Everything in the data should be repeated exactly, save for the images.

Data items:
---------------
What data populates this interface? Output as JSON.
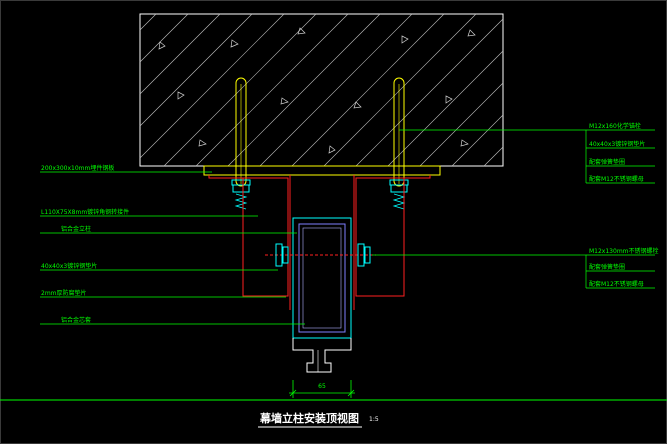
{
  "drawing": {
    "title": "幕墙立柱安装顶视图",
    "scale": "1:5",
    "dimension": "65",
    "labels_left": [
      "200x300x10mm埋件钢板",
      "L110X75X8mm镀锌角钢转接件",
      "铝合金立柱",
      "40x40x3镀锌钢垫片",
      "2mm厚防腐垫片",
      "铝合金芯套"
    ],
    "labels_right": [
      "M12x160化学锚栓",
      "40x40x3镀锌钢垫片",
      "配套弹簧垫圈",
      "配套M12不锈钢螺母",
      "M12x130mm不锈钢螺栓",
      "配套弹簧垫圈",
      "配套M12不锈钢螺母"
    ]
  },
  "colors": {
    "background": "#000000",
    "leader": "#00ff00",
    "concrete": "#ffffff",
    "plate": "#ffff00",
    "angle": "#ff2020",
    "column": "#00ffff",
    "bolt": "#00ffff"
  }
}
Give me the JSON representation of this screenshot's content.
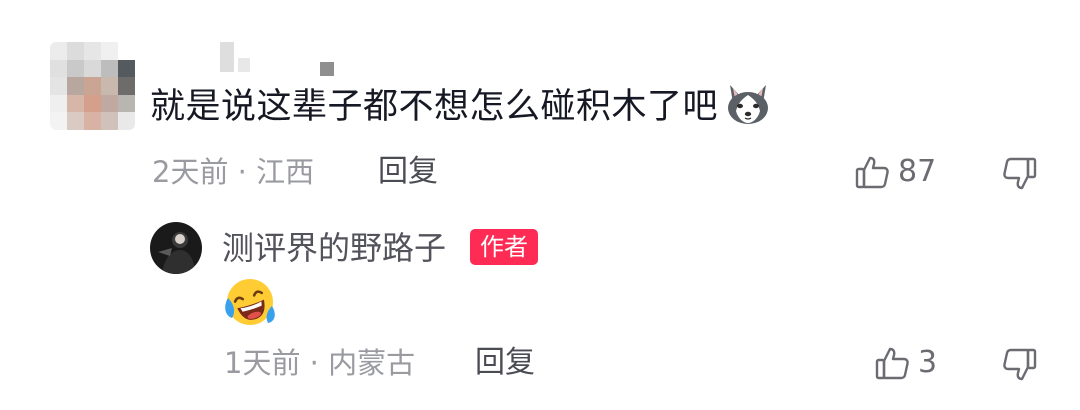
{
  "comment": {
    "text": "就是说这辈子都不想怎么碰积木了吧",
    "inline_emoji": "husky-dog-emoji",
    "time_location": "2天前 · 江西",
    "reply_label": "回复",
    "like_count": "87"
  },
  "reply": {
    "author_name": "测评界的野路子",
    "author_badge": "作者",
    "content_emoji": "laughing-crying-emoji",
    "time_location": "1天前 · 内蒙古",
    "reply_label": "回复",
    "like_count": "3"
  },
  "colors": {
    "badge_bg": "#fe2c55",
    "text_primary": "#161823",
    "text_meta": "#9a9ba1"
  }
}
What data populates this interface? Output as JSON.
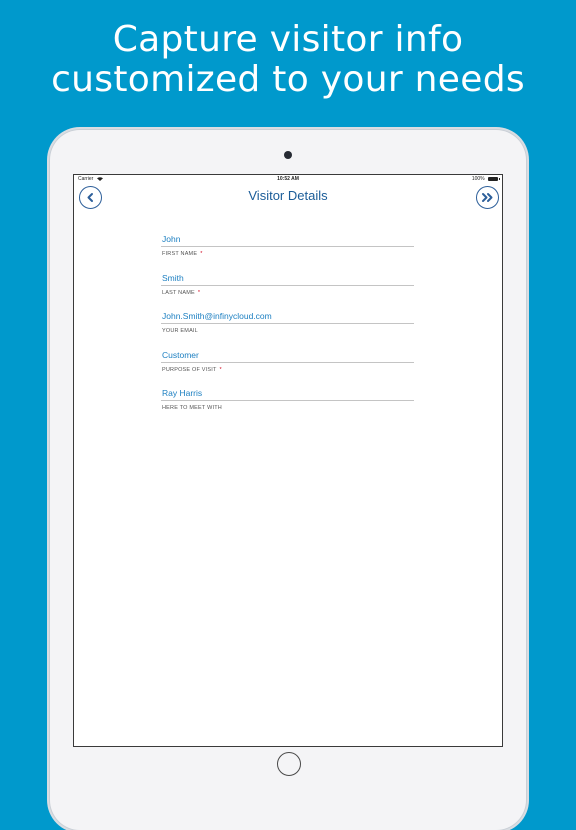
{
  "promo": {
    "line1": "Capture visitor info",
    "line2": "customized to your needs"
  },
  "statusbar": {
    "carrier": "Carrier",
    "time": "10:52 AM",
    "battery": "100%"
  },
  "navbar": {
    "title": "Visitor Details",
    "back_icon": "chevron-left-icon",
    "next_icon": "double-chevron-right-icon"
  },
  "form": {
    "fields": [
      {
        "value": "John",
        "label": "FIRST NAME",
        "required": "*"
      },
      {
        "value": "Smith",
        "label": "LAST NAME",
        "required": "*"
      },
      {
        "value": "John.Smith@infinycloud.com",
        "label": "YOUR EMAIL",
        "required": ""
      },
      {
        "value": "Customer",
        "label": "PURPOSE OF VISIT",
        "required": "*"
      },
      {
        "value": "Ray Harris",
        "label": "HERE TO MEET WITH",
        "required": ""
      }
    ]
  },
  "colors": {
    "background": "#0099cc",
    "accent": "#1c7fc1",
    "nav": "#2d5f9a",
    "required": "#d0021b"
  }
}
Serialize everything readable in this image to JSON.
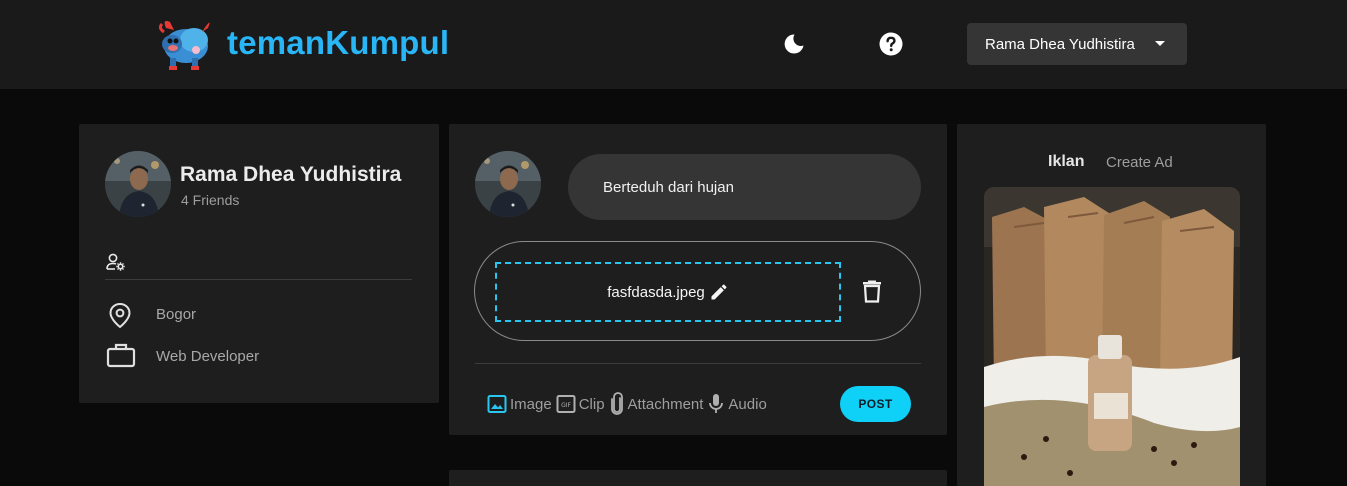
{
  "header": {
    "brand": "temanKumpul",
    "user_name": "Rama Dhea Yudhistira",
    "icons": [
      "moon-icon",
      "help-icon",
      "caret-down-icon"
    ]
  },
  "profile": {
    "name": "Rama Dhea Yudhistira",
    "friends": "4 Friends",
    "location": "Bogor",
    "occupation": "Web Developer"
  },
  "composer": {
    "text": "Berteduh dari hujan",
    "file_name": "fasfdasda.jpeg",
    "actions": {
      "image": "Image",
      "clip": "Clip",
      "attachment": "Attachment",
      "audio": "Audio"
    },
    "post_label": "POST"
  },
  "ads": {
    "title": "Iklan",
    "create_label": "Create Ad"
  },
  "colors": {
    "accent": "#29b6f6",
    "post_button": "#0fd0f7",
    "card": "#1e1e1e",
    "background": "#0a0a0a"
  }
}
---------------
• RESPONSE TO THIS EXERCISE:
What data populates this interface? Output as JSON.
{
  "drawing": {
    "title": "幕墙立柱安装顶视图",
    "scale": "1:5",
    "dimension": "65",
    "labels_left": [
      "200x300x10mm埋件钢板",
      "L110X75X8mm镀锌角钢转接件",
      "铝合金立柱",
      "40x40x3镀锌钢垫片",
      "2mm厚防腐垫片",
      "铝合金芯套"
    ],
    "labels_right": [
      "M12x160化学锚栓",
      "40x40x3镀锌钢垫片",
      "配套弹簧垫圈",
      "配套M12不锈钢螺母",
      "M12x130mm不锈钢螺栓",
      "配套弹簧垫圈",
      "配套M12不锈钢螺母"
    ]
  },
  "colors": {
    "background": "#000000",
    "leader": "#00ff00",
    "concrete": "#ffffff",
    "plate": "#ffff00",
    "angle": "#ff2020",
    "column": "#00ffff",
    "bolt": "#00ffff"
  }
}
Give me the JSON representation of this screenshot's content.
{
  "comment": {
    "text": "就是说这辈子都不想怎么碰积木了吧",
    "inline_emoji": "husky-dog-emoji",
    "time_location": "2天前 · 江西",
    "reply_label": "回复",
    "like_count": "87"
  },
  "reply": {
    "author_name": "测评界的野路子",
    "author_badge": "作者",
    "content_emoji": "laughing-crying-emoji",
    "time_location": "1天前 · 内蒙古",
    "reply_label": "回复",
    "like_count": "3"
  },
  "colors": {
    "badge_bg": "#fe2c55",
    "text_primary": "#161823",
    "text_meta": "#9a9ba1"
  }
}
What data populates this interface? Output as JSON.
{
  "promo": {
    "line1": "Capture visitor info",
    "line2": "customized to your needs"
  },
  "statusbar": {
    "carrier": "Carrier",
    "time": "10:52 AM",
    "battery": "100%"
  },
  "navbar": {
    "title": "Visitor Details",
    "back_icon": "chevron-left-icon",
    "next_icon": "double-chevron-right-icon"
  },
  "form": {
    "fields": [
      {
        "value": "John",
        "label": "FIRST NAME",
        "required": "*"
      },
      {
        "value": "Smith",
        "label": "LAST NAME",
        "required": "*"
      },
      {
        "value": "John.Smith@infinycloud.com",
        "label": "YOUR EMAIL",
        "required": ""
      },
      {
        "value": "Customer",
        "label": "PURPOSE OF VISIT",
        "required": "*"
      },
      {
        "value": "Ray Harris",
        "label": "HERE TO MEET WITH",
        "required": ""
      }
    ]
  },
  "colors": {
    "background": "#0099cc",
    "accent": "#1c7fc1",
    "nav": "#2d5f9a",
    "required": "#d0021b"
  }
}
Serialize everything readable in this image to JSON.
{
  "header": {
    "brand": "temanKumpul",
    "user_name": "Rama Dhea Yudhistira",
    "icons": [
      "moon-icon",
      "help-icon",
      "caret-down-icon"
    ]
  },
  "profile": {
    "name": "Rama Dhea Yudhistira",
    "friends": "4 Friends",
    "location": "Bogor",
    "occupation": "Web Developer"
  },
  "composer": {
    "text": "Berteduh dari hujan",
    "file_name": "fasfdasda.jpeg",
    "actions": {
      "image": "Image",
      "clip": "Clip",
      "attachment": "Attachment",
      "audio": "Audio"
    },
    "post_label": "POST"
  },
  "ads": {
    "title": "Iklan",
    "create_label": "Create Ad"
  },
  "colors": {
    "accent": "#29b6f6",
    "post_button": "#0fd0f7",
    "card": "#1e1e1e",
    "background": "#0a0a0a"
  }
}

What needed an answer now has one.